> [Task instructions]: Write out every single entry exactly.

> [Supplied entries]:
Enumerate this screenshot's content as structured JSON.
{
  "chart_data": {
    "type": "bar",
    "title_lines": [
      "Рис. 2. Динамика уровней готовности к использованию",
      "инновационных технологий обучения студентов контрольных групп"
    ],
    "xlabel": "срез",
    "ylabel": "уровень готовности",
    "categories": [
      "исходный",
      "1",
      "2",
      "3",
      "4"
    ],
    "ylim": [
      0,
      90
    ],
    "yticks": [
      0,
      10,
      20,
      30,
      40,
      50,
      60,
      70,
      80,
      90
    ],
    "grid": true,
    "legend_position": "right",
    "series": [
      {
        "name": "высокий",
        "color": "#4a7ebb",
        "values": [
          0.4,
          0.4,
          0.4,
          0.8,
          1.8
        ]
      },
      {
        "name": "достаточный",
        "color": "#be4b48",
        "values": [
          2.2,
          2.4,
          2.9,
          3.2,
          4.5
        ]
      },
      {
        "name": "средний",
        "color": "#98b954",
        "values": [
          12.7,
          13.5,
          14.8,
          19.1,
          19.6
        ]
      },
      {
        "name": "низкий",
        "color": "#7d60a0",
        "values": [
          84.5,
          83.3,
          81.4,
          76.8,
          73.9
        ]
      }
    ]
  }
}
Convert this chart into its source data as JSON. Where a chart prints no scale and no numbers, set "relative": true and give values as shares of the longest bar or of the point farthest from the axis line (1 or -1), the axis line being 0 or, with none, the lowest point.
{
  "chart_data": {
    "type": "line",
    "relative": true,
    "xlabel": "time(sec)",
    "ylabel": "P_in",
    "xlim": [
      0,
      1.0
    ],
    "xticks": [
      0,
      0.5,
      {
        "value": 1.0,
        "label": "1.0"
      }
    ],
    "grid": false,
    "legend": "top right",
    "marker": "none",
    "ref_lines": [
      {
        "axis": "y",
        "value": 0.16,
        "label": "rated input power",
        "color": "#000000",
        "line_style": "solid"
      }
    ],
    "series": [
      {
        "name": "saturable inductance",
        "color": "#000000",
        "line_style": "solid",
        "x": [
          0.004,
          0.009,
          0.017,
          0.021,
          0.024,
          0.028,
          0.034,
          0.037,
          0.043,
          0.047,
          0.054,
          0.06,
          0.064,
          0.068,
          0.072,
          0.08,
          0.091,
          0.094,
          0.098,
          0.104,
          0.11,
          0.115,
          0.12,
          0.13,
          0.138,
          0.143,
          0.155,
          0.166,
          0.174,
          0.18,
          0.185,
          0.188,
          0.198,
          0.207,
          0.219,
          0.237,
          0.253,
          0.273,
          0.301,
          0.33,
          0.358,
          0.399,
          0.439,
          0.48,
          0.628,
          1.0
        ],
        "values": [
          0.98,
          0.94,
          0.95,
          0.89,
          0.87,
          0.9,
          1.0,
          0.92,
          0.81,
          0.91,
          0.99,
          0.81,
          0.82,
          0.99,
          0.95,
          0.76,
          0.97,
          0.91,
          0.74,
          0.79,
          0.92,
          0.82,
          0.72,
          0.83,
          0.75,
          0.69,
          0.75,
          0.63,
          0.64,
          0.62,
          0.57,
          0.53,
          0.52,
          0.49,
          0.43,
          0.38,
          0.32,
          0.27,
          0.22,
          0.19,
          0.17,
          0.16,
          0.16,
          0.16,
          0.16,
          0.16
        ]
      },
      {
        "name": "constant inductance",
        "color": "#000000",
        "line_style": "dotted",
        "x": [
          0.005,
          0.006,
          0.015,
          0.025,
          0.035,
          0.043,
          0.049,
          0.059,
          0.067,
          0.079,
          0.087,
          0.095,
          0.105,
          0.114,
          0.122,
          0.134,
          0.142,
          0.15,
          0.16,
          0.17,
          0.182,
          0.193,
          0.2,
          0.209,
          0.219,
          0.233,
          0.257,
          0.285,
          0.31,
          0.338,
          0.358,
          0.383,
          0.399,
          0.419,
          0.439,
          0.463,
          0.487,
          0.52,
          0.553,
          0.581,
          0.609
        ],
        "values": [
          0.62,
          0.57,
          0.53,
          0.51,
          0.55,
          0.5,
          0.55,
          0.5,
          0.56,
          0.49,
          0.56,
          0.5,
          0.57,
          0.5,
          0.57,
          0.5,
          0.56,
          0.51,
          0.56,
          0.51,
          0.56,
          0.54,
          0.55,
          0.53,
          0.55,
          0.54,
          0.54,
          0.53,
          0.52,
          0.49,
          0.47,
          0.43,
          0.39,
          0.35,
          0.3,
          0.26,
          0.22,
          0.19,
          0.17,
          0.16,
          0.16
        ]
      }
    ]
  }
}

> [Solution below]:
Enumerate this screenshot's content as structured JSON.
{
  "chart_data": {
    "type": "bar",
    "title_lines": [
      "Рис. 2. Динамика уровней готовности к использованию",
      "инновационных технологий обучения студентов контрольных групп"
    ],
    "xlabel": "срез",
    "ylabel": "уровень готовности",
    "categories": [
      "исходный",
      "1",
      "2",
      "3",
      "4"
    ],
    "ylim": [
      0,
      90
    ],
    "yticks": [
      0,
      10,
      20,
      30,
      40,
      50,
      60,
      70,
      80,
      90
    ],
    "grid": true,
    "legend_position": "right",
    "series": [
      {
        "name": "высокий",
        "color": "#4a7ebb",
        "values": [
          0.4,
          0.4,
          0.4,
          0.8,
          1.8
        ]
      },
      {
        "name": "достаточный",
        "color": "#be4b48",
        "values": [
          2.2,
          2.4,
          2.9,
          3.2,
          4.5
        ]
      },
      {
        "name": "средний",
        "color": "#98b954",
        "values": [
          12.7,
          13.5,
          14.8,
          19.1,
          19.6
        ]
      },
      {
        "name": "низкий",
        "color": "#7d60a0",
        "values": [
          84.5,
          83.3,
          81.4,
          76.8,
          73.9
        ]
      }
    ]
  }
}
Convert this chart into its source data as JSON. Where a chart prints no scale and no numbers, set "relative": true and give values as shares of the longest bar or of the point farthest from the axis line (1 or -1), the axis line being 0 or, with none, the lowest point.
{
  "chart_data": {
    "type": "line",
    "relative": true,
    "xlabel": "time(sec)",
    "ylabel": "P_in",
    "xlim": [
      0,
      1.0
    ],
    "xticks": [
      0,
      0.5,
      {
        "value": 1.0,
        "label": "1.0"
      }
    ],
    "grid": false,
    "legend": "top right",
    "marker": "none",
    "ref_lines": [
      {
        "axis": "y",
        "value": 0.16,
        "label": "rated input power",
        "color": "#000000",
        "line_style": "solid"
      }
    ],
    "series": [
      {
        "name": "saturable inductance",
        "color": "#000000",
        "line_style": "solid",
        "x": [
          0.004,
          0.009,
          0.017,
          0.021,
          0.024,
          0.028,
          0.034,
          0.037,
          0.043,
          0.047,
          0.054,
          0.06,
          0.064,
          0.068,
          0.072,
          0.08,
          0.091,
          0.094,
          0.098,
          0.104,
          0.11,
          0.115,
          0.12,
          0.13,
          0.138,
          0.143,
          0.155,
          0.166,
          0.174,
          0.18,
          0.185,
          0.188,
          0.198,
          0.207,
          0.219,
          0.237,
          0.253,
          0.273,
          0.301,
          0.33,
          0.358,
          0.399,
          0.439,
          0.48,
          0.628,
          1.0
        ],
        "values": [
          0.98,
          0.94,
          0.95,
          0.89,
          0.87,
          0.9,
          1.0,
          0.92,
          0.81,
          0.91,
          0.99,
          0.81,
          0.82,
          0.99,
          0.95,
          0.76,
          0.97,
          0.91,
          0.74,
          0.79,
          0.92,
          0.82,
          0.72,
          0.83,
          0.75,
          0.69,
          0.75,
          0.63,
          0.64,
          0.62,
          0.57,
          0.53,
          0.52,
          0.49,
          0.43,
          0.38,
          0.32,
          0.27,
          0.22,
          0.19,
          0.17,
          0.16,
          0.16,
          0.16,
          0.16,
          0.16
        ]
      },
      {
        "name": "constant inductance",
        "color": "#000000",
        "line_style": "dotted",
        "x": [
          0.005,
          0.006,
          0.015,
          0.025,
          0.035,
          0.043,
          0.049,
          0.059,
          0.067,
          0.079,
          0.087,
          0.095,
          0.105,
          0.114,
          0.122,
          0.134,
          0.142,
          0.15,
          0.16,
          0.17,
          0.182,
          0.193,
          0.2,
          0.209,
          0.219,
          0.233,
          0.257,
          0.285,
          0.31,
          0.338,
          0.358,
          0.383,
          0.399,
          0.419,
          0.439,
          0.463,
          0.487,
          0.52,
          0.553,
          0.581,
          0.609
        ],
        "values": [
          0.62,
          0.57,
          0.53,
          0.51,
          0.55,
          0.5,
          0.55,
          0.5,
          0.56,
          0.49,
          0.56,
          0.5,
          0.57,
          0.5,
          0.57,
          0.5,
          0.56,
          0.51,
          0.56,
          0.51,
          0.56,
          0.54,
          0.55,
          0.53,
          0.55,
          0.54,
          0.54,
          0.53,
          0.52,
          0.49,
          0.47,
          0.43,
          0.39,
          0.35,
          0.3,
          0.26,
          0.22,
          0.19,
          0.17,
          0.16,
          0.16
        ]
      }
    ]
  }
}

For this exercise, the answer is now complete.